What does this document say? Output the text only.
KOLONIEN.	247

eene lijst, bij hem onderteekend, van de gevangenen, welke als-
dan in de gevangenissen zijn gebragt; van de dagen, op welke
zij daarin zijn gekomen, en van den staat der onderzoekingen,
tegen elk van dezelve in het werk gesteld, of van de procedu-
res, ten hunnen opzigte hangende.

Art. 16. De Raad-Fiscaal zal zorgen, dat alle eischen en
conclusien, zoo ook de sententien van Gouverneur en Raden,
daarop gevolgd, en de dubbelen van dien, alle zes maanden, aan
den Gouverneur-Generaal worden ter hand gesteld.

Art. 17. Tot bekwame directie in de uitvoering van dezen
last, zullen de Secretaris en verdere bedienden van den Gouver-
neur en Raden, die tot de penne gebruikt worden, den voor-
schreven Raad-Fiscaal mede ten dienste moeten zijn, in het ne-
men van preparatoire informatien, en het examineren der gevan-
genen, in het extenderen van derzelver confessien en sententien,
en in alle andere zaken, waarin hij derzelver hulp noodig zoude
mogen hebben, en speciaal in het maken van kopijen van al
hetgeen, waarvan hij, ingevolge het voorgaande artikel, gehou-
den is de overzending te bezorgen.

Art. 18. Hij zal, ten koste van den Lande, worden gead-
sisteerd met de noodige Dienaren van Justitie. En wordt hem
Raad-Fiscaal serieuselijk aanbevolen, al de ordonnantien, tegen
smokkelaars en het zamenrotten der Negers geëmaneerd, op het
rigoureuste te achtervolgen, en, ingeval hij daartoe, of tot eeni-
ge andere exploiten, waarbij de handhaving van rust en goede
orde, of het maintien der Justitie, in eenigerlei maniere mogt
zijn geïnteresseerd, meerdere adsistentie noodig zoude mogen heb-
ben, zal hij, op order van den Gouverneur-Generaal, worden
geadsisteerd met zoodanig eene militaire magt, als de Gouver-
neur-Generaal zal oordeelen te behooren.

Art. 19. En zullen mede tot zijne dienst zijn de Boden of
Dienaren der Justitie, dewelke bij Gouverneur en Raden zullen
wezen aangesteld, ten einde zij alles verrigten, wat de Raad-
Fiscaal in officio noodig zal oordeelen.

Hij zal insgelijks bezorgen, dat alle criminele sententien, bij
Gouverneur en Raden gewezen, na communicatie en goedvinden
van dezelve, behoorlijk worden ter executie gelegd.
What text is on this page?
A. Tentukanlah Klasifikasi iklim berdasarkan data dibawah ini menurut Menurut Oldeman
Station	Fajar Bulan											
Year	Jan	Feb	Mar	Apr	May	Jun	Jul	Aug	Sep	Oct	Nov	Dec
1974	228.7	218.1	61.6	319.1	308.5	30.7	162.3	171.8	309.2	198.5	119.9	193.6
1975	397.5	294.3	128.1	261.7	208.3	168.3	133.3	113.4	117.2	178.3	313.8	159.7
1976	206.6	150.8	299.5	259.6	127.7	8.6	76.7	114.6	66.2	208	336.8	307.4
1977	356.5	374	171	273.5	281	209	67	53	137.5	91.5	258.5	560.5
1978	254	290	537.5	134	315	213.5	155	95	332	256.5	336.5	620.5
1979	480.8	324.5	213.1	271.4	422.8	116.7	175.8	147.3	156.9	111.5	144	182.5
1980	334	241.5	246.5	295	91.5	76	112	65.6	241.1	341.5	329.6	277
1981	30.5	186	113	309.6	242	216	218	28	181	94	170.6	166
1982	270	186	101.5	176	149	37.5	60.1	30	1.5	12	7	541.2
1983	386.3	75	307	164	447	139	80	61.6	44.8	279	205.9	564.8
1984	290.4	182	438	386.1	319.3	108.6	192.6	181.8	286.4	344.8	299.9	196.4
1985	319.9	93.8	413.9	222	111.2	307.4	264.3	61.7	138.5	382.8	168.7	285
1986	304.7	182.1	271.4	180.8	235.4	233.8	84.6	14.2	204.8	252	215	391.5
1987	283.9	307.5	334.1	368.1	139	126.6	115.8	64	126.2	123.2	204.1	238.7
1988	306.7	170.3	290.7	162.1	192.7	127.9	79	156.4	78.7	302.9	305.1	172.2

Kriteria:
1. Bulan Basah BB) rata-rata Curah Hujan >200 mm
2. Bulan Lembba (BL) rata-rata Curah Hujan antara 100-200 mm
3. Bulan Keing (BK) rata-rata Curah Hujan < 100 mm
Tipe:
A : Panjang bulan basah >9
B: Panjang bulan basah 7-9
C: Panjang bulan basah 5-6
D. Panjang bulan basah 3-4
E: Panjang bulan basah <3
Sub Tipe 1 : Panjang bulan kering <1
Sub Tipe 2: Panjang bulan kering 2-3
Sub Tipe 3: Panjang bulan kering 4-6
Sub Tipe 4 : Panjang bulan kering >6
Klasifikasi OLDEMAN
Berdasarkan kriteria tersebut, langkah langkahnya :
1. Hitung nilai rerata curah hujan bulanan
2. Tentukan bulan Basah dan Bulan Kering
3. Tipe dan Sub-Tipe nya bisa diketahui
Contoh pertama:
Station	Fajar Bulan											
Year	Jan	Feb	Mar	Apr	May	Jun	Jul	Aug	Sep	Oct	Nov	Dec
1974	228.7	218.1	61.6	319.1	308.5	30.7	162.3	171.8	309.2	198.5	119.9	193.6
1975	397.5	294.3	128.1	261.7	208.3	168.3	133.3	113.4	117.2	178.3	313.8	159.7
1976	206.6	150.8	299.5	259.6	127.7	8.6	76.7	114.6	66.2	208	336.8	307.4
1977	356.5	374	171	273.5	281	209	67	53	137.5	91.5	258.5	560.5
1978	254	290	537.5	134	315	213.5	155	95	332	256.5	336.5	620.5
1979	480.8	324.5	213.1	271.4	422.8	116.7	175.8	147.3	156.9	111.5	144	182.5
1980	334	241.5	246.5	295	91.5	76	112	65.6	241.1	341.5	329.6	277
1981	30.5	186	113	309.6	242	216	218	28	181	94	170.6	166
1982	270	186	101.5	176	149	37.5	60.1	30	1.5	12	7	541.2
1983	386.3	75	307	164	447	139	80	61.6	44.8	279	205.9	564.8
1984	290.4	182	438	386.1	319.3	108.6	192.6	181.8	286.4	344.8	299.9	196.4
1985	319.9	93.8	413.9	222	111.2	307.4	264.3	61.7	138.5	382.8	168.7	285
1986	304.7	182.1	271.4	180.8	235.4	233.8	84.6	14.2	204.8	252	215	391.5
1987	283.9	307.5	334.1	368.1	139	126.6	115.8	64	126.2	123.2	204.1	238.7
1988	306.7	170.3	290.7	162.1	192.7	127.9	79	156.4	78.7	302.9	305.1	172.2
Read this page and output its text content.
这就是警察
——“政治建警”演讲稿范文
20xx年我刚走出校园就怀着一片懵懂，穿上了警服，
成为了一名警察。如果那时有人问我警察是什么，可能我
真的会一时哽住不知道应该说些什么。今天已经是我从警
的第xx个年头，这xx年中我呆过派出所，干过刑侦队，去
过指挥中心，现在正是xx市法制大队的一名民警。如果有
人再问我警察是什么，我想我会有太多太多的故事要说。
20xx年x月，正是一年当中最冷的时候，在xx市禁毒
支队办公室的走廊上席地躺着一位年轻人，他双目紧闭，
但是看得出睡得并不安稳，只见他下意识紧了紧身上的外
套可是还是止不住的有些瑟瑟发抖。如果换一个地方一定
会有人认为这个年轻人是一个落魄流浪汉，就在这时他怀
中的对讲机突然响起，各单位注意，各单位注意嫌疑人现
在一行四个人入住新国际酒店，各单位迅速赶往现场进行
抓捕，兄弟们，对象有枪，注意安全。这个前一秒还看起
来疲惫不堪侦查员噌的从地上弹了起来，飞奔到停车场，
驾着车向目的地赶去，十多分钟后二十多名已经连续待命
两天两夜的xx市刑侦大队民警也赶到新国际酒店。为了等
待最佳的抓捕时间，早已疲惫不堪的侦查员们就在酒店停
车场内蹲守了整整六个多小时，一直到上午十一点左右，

__________

* EXERCISE TASK *
Return all lines containing the word "bezorgen".

* THE REPLY *
den is de overzending te bezorgen.
Hij zal insgelijks bezorgen, dat alle criminele sententien, bij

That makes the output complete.